STATED GOAL A: Reproduce the part of the pressure isolation passage below starting with "There are many" and going on through "are listed below.".
STATED GOAL B: Decide whether each statement agrees with the pressure isolation passage below, answering yes or no and quoting the deciding words from the passage: (i) Inflatable devices are typically excluded as candidates for projects with substantial thermal excursions and cycling. (ii) Operations of this type can cost as much as several millions of dollars. (iii) The first five project categories are relatively infrequent worldwide.

A time delayed failure can be more costly and possibly more catastrophic than one which occurs within a short time after the initial setting of the tool. Replacement of the failed device would entail performing a second project about equal in size and expense to the first service operation, instead of the case of a short-lived tool which would fail before the rig is broken down and moved off the site. Operations of this type can cost in excess of one hundred thousand dollars, and as high as several millions of dollars.
There are many operations in the oil and gas industry that successfully use pressure isolation devices which routinely encounter substantial thermal excursions and substantial magnitudes of combined positive and negative thermal cycling. Typically, inflatable devices are excluded as candidates for such projects. Typical projects are listed below.
large volume stimulation projects, n
selective zone treatment projects, n
large volume cement squeeze projects, n
production packer service in oil and/or gas wells experiencing cooling from Joules-Thompson expansion and cooling of gases, n,c
production packer service in oil and/or gas wells experiencing heating from deeper produced fluids, p,c
conversion of a producing well to an injection well and temporary isolation between perforation intervals, n,c
huff/puff steam injection methods for producing viscous oil formations, p,c
[n=these operations typically result in a large negative thermal excursion (cooling) in the pressure isolation device.]
[p=these operations typically result in a large positive thermal excursion (heating) in the pressure isolation device.]
[c=these projects typically repeated multiple thermal cycling in the pressure isolation device over long periods of time.]
The first five project categories are very common in the industry. Thousands of them are performed per year. The bottom two categories are relatively infrequent with respect to world wide activities.

GIVEN DATA:
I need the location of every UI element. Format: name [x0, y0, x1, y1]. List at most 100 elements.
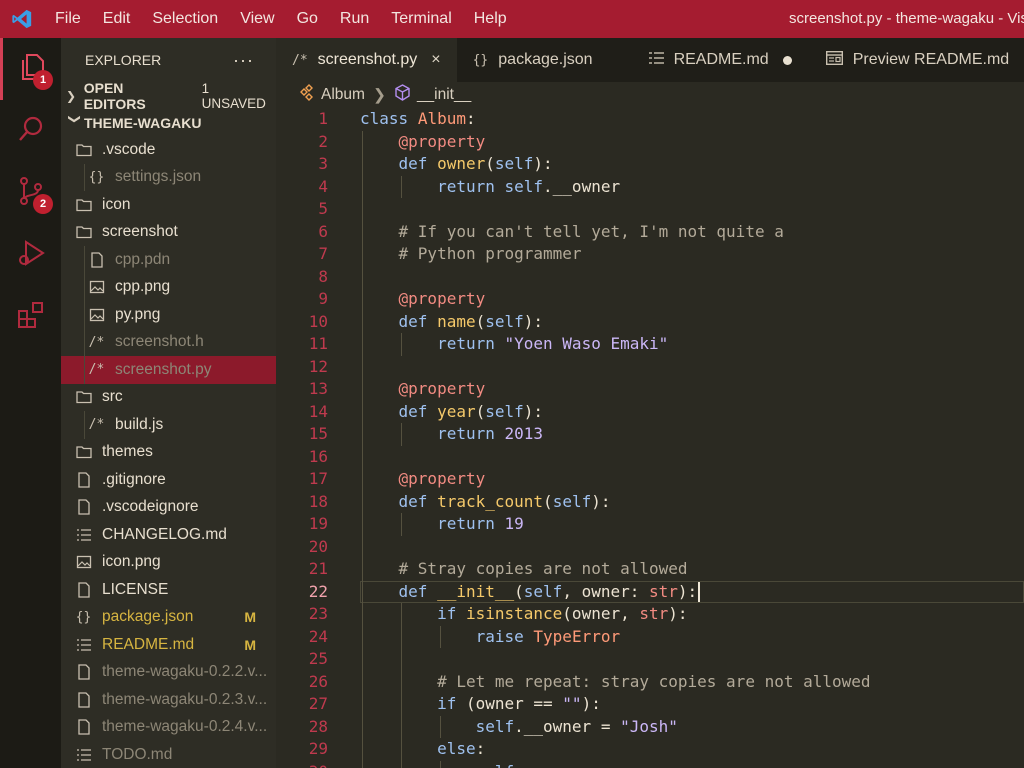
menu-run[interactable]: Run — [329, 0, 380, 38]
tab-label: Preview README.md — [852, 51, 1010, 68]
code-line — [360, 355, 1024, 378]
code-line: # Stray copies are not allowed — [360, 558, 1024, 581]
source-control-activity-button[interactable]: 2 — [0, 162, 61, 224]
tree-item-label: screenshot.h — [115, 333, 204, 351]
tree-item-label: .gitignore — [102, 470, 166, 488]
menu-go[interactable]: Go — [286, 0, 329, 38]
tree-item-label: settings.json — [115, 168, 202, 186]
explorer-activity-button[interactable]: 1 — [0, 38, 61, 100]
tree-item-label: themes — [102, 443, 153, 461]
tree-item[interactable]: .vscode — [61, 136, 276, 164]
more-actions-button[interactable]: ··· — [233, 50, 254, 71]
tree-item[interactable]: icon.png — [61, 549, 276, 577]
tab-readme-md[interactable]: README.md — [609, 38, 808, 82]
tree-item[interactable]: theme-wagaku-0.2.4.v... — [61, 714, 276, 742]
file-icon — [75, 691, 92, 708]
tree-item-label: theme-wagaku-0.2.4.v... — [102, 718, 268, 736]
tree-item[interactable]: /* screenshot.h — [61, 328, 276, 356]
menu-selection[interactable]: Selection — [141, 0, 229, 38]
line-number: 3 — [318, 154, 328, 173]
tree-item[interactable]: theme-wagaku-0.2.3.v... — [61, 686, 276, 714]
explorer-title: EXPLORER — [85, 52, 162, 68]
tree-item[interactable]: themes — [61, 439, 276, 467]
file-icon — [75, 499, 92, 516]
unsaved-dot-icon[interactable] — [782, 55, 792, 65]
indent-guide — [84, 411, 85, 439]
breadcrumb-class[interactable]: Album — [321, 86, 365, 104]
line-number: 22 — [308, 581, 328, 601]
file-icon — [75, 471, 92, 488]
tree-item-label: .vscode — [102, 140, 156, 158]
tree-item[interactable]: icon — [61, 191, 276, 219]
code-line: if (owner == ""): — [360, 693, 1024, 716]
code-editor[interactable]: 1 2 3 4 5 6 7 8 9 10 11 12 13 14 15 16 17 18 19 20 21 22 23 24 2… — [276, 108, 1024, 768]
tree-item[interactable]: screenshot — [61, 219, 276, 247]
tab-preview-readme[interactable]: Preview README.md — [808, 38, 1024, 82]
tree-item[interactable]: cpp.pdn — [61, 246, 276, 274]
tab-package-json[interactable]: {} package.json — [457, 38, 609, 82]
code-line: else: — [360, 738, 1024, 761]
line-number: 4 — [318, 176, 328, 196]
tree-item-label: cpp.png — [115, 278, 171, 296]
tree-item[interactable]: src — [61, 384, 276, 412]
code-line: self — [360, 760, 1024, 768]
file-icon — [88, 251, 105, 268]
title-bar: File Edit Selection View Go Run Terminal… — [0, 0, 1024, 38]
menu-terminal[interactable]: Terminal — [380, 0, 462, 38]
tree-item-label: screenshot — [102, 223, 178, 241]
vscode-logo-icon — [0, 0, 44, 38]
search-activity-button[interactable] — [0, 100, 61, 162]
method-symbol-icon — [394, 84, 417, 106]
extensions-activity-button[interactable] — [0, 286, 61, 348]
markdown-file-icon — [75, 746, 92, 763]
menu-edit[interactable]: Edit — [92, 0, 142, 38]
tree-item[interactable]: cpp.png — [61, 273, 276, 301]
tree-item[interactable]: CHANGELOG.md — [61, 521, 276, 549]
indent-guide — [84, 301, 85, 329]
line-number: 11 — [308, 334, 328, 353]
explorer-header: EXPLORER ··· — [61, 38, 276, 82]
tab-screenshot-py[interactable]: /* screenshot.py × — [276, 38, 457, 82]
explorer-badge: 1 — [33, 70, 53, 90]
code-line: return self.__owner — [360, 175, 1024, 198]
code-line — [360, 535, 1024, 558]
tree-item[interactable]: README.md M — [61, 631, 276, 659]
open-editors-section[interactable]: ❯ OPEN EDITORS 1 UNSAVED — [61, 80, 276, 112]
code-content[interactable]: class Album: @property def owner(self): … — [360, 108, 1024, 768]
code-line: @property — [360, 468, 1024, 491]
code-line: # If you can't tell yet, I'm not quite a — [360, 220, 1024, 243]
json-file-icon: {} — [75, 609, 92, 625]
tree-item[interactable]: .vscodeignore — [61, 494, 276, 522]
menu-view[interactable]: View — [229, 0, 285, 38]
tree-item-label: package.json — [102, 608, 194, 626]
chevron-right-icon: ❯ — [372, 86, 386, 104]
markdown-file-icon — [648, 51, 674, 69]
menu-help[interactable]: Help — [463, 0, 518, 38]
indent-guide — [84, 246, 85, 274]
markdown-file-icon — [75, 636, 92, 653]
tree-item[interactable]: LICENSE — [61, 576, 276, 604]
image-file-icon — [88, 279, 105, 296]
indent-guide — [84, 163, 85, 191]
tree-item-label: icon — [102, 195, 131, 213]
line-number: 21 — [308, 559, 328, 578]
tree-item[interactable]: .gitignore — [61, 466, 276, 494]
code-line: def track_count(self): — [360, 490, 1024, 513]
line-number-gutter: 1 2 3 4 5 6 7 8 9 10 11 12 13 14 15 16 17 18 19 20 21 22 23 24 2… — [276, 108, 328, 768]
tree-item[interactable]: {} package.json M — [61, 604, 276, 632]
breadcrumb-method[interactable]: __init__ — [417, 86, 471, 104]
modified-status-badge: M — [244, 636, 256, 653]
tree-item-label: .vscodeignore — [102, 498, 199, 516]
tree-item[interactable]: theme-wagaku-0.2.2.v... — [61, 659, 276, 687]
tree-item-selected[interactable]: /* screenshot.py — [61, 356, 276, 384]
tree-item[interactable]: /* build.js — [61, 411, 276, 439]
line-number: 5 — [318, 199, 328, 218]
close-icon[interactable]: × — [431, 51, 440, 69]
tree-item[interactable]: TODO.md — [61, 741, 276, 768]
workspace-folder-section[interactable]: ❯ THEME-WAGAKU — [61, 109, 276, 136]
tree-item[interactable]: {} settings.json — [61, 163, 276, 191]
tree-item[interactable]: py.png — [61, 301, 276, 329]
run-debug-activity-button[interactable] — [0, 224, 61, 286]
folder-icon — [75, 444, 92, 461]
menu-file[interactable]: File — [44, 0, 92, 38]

...

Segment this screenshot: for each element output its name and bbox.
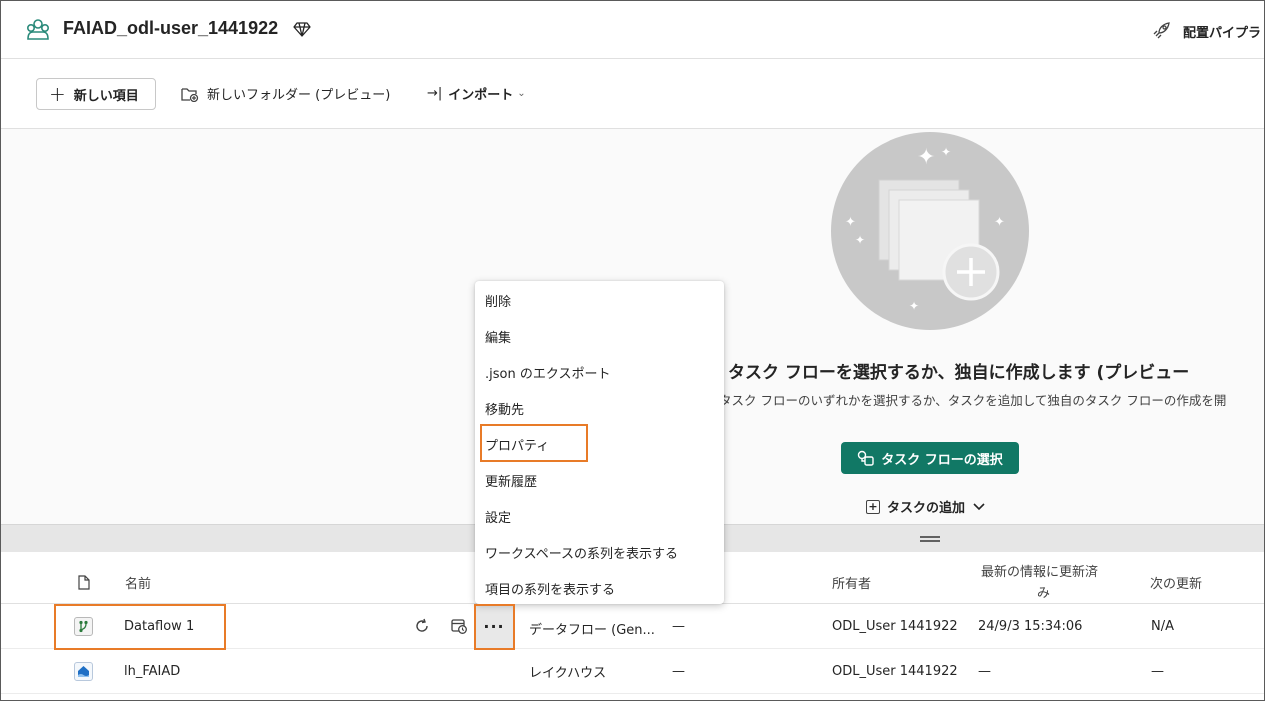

FINAL RESULT A:
There are many operations in the oil and gas industry that successfully use pressure isolation devices which routinely encounter substantial thermal excursions and substantial magnitudes of combined positive and negative thermal cycling. Typically, inflatable devices are excluded as candidates for such projects. Typical projects are listed below.

FINAL RESULT B:
(i) Yes: "Typically, inflatable devices are excluded as candidates for such projects."
(ii) Yes: "as high as several millions of dollars"
(iii) No: "The first five project categories are very common in the industry."